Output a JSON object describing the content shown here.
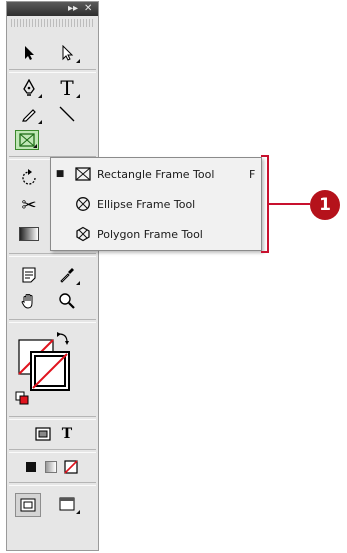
{
  "titlebar": {
    "collapse_icon": "double-arrow-icon",
    "close_icon": "close-icon"
  },
  "tools": [
    {
      "name": "selection-tool-icon"
    },
    {
      "name": "direct-selection-tool-icon"
    },
    {
      "name": "pen-tool-icon"
    },
    {
      "name": "type-tool-icon",
      "glyph": "T"
    },
    {
      "name": "pencil-tool-icon"
    },
    {
      "name": "line-tool-icon"
    },
    {
      "name": "rectangle-frame-tool-icon",
      "selected": true
    },
    {
      "name": "rotate-tool-icon"
    },
    {
      "name": "scissors-tool-icon"
    },
    {
      "name": "gradient-swatch-tool-icon"
    },
    {
      "name": "gradient-feather-tool-icon"
    },
    {
      "name": "note-tool-icon"
    },
    {
      "name": "eyedropper-tool-icon"
    },
    {
      "name": "hand-tool-icon"
    },
    {
      "name": "zoom-tool-icon"
    },
    {
      "name": "fill-stroke-swatch-icon"
    },
    {
      "name": "formatting-container-icon"
    },
    {
      "name": "formatting-text-icon",
      "glyph": "T"
    },
    {
      "name": "apply-color-icon"
    },
    {
      "name": "apply-gradient-icon"
    },
    {
      "name": "apply-none-icon"
    },
    {
      "name": "normal-view-icon"
    },
    {
      "name": "preview-mode-icon"
    }
  ],
  "flyout": {
    "items": [
      {
        "label": "Rectangle Frame Tool",
        "shortcut": "F",
        "checked": true,
        "icon": "rectangle-frame-icon"
      },
      {
        "label": "Ellipse Frame Tool",
        "shortcut": "",
        "checked": false,
        "icon": "ellipse-frame-icon"
      },
      {
        "label": "Polygon Frame Tool",
        "shortcut": "",
        "checked": false,
        "icon": "polygon-frame-icon"
      }
    ],
    "check_glyph": "■"
  },
  "callout": {
    "number": "1"
  },
  "colors": {
    "panel_bg": "#e6e6e6",
    "titlebar": "#3a3a3a",
    "callout_red": "#c8102e",
    "selected_tool_bg": "#bfe7b5",
    "selected_tool_border": "#3c8a2e"
  }
}
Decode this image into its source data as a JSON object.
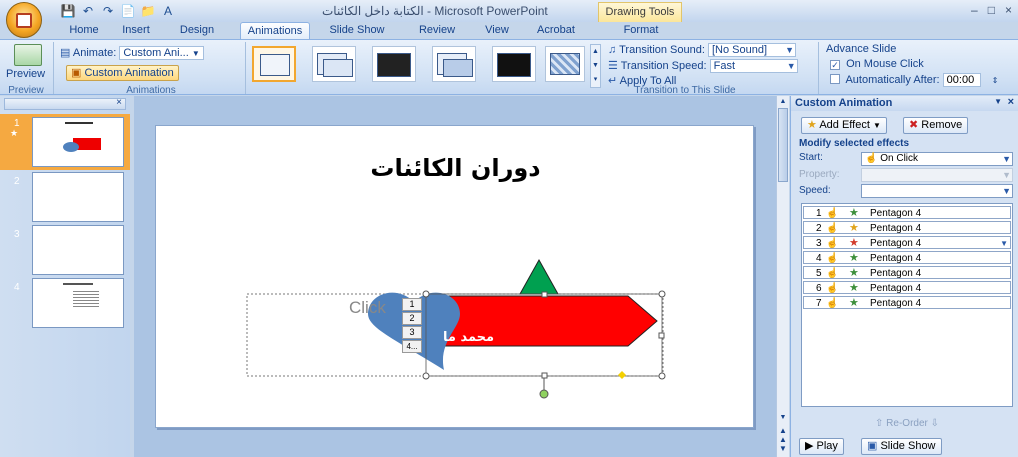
-------------------------
■ Direction: Without the pictures, return all the records precisely as they stand.

■ Task solution:
Output a JSON object describing the content shown here.
{
  "titlebar": {
    "collapse_icon": "double-arrow-icon",
    "close_icon": "close-icon"
  },
  "tools": [
    {
      "name": "selection-tool-icon"
    },
    {
      "name": "direct-selection-tool-icon"
    },
    {
      "name": "pen-tool-icon"
    },
    {
      "name": "type-tool-icon",
      "glyph": "T"
    },
    {
      "name": "pencil-tool-icon"
    },
    {
      "name": "line-tool-icon"
    },
    {
      "name": "rectangle-frame-tool-icon",
      "selected": true
    },
    {
      "name": "rotate-tool-icon"
    },
    {
      "name": "scissors-tool-icon"
    },
    {
      "name": "gradient-swatch-tool-icon"
    },
    {
      "name": "gradient-feather-tool-icon"
    },
    {
      "name": "note-tool-icon"
    },
    {
      "name": "eyedropper-tool-icon"
    },
    {
      "name": "hand-tool-icon"
    },
    {
      "name": "zoom-tool-icon"
    },
    {
      "name": "fill-stroke-swatch-icon"
    },
    {
      "name": "formatting-container-icon"
    },
    {
      "name": "formatting-text-icon",
      "glyph": "T"
    },
    {
      "name": "apply-color-icon"
    },
    {
      "name": "apply-gradient-icon"
    },
    {
      "name": "apply-none-icon"
    },
    {
      "name": "normal-view-icon"
    },
    {
      "name": "preview-mode-icon"
    }
  ],
  "flyout": {
    "items": [
      {
        "label": "Rectangle Frame Tool",
        "shortcut": "F",
        "checked": true,
        "icon": "rectangle-frame-icon"
      },
      {
        "label": "Ellipse Frame Tool",
        "shortcut": "",
        "checked": false,
        "icon": "ellipse-frame-icon"
      },
      {
        "label": "Polygon Frame Tool",
        "shortcut": "",
        "checked": false,
        "icon": "polygon-frame-icon"
      }
    ],
    "check_glyph": "■"
  },
  "callout": {
    "number": "1"
  },
  "colors": {
    "panel_bg": "#e6e6e6",
    "titlebar": "#3a3a3a",
    "callout_red": "#c8102e",
    "selected_tool_bg": "#bfe7b5",
    "selected_tool_border": "#3c8a2e"
  }
}
Decode this image into its source data as a JSON object.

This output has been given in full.